THE EXERCISE: Print the listing as it stands, omitting all images.

Records from a collection:
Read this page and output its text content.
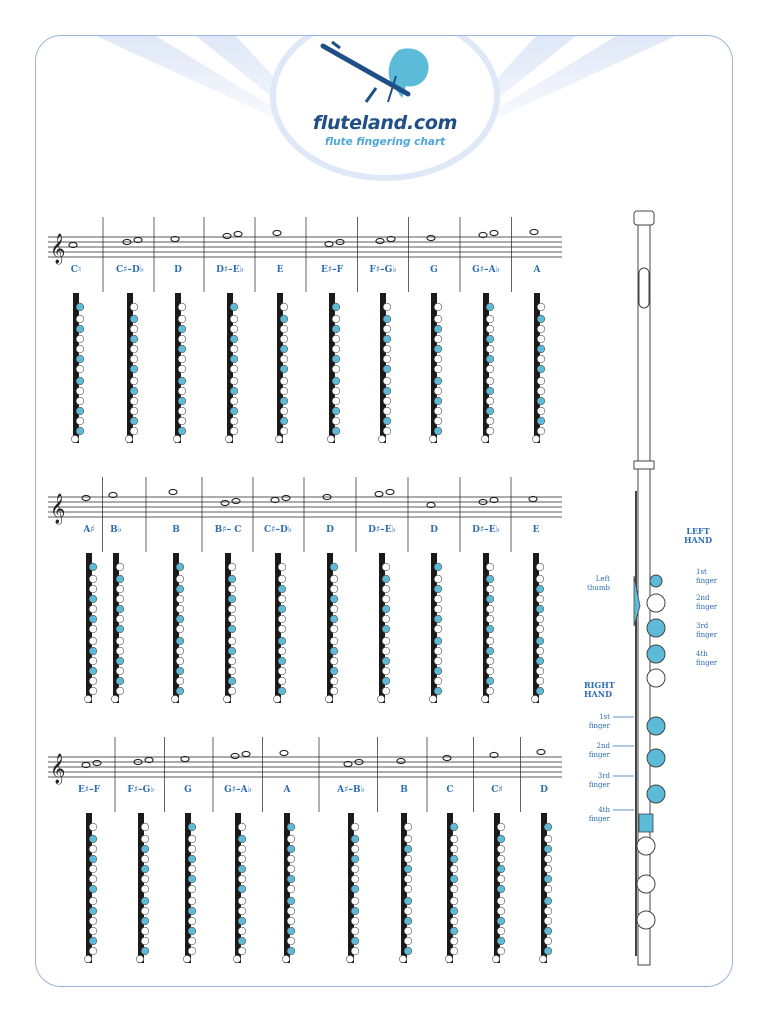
fluteland.com
flute fingering chart
𝄞
C♮	C♯–D♭	D	D♯–E♭	E	E♯–F	F♯–G♭	G	G♯–A♭	A
𝄞
A♯ B♭	B	B♯– C	C♯–D♭	D	D♯–E♭	D	D♯–E♭	E
𝄞
E♯–F	F♯–G♭	G	G♯–A♭	A	A♯–B♭	B	C	C♯	D
LEFT HAND
RIGHT HAND
Left thumb
1st finger
2nd finger
3rd finger
4th finger
1st finger
2nd finger
3rd finger
4th finger
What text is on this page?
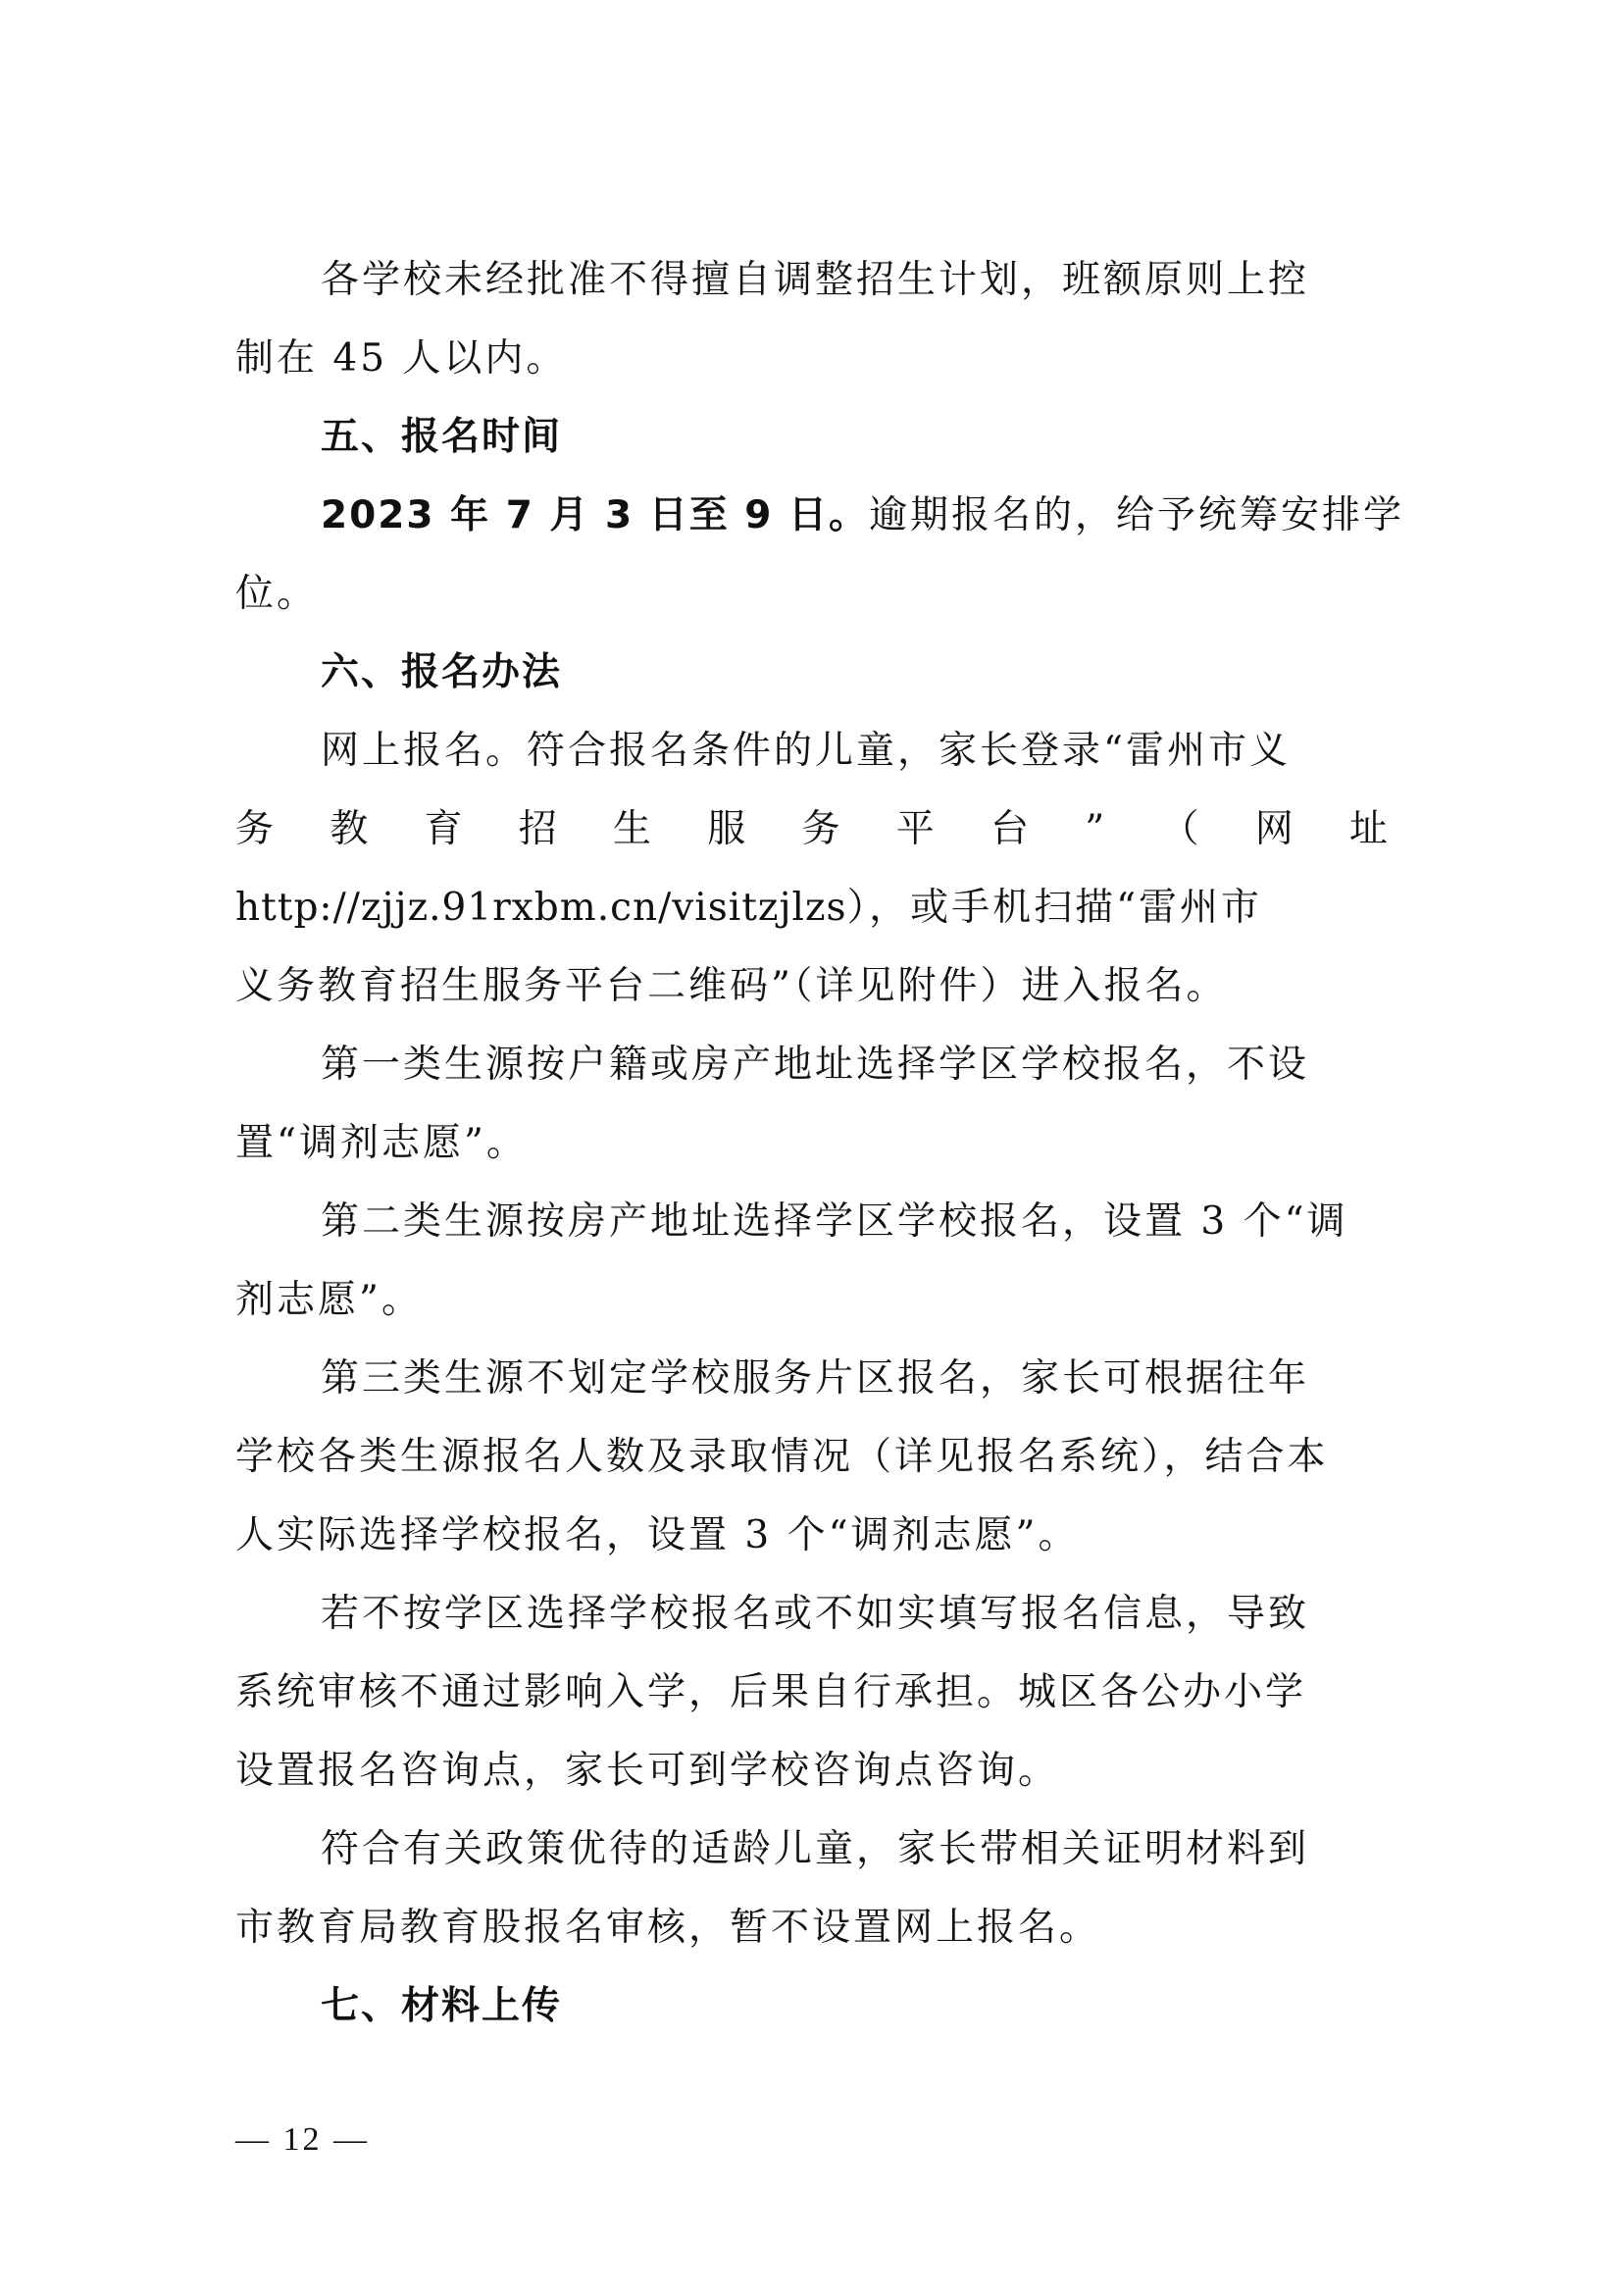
各学校未经批准不得擅自调整招生计划，班额原则上控
制在 45 人以内。
五、报名时间
2023 年 7 月 3 日至 9 日。逾期报名的，给予统筹安排学
位。
六、报名办法
网上报名。符合报名条件的儿童，家长登录“雷州市义
务 教 育 招 生 服 务 平 台 ” （ 网 址
http://zjjz.91rxbm.cn/visitzjlzs），或手机扫描“雷州市
义务教育招生服务平台二维码”（详见附件）进入报名。
第一类生源按户籍或房产地址选择学区学校报名，不设
置“调剂志愿”。
第二类生源按房产地址选择学区学校报名，设置 3 个“调
剂志愿”。
第三类生源不划定学校服务片区报名，家长可根据往年
学校各类生源报名人数及录取情况（详见报名系统），结合本
人实际选择学校报名，设置 3 个“调剂志愿”。
若不按学区选择学校报名或不如实填写报名信息，导致
系统审核不通过影响入学，后果自行承担。城区各公办小学
设置报名咨询点，家长可到学校咨询点咨询。
符合有关政策优待的适龄儿童，家长带相关证明材料到
市教育局教育股报名审核，暂不设置网上报名。
七、材料上传
— 12 —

FINAL ANSWER:
Read this page and output its text content.
fluteland.com
flute fingering chart
𝄞
C♮	C♯–D♭	D	D♯–E♭	E	E♯–F	F♯–G♭	G	G♯–A♭	A
𝄞
A♯ B♭	B	B♯– C	C♯–D♭	D	D♯–E♭	D	D♯–E♭	E
𝄞
E♯–F	F♯–G♭	G	G♯–A♭	A	A♯–B♭	B	C	C♯	D
LEFT HAND
RIGHT HAND
Left thumb
1st finger
2nd finger
3rd finger
4th finger
1st finger
2nd finger
3rd finger
4th finger
What text is on this page?
各学校未经批准不得擅自调整招生计划，班额原则上控
制在 45 人以内。
五、报名时间
2023 年 7 月 3 日至 9 日。逾期报名的，给予统筹安排学
位。
六、报名办法
网上报名。符合报名条件的儿童，家长登录“雷州市义
务 教 育 招 生 服 务 平 台 ” （ 网 址
http://zjjz.91rxbm.cn/visitzjlzs），或手机扫描“雷州市
义务教育招生服务平台二维码”（详见附件）进入报名。
第一类生源按户籍或房产地址选择学区学校报名，不设
置“调剂志愿”。
第二类生源按房产地址选择学区学校报名，设置 3 个“调
剂志愿”。
第三类生源不划定学校服务片区报名，家长可根据往年
学校各类生源报名人数及录取情况（详见报名系统），结合本
人实际选择学校报名，设置 3 个“调剂志愿”。
若不按学区选择学校报名或不如实填写报名信息，导致
系统审核不通过影响入学，后果自行承担。城区各公办小学
设置报名咨询点，家长可到学校咨询点咨询。
符合有关政策优待的适龄儿童，家长带相关证明材料到
市教育局教育股报名审核，暂不设置网上报名。
七、材料上传
— 12 —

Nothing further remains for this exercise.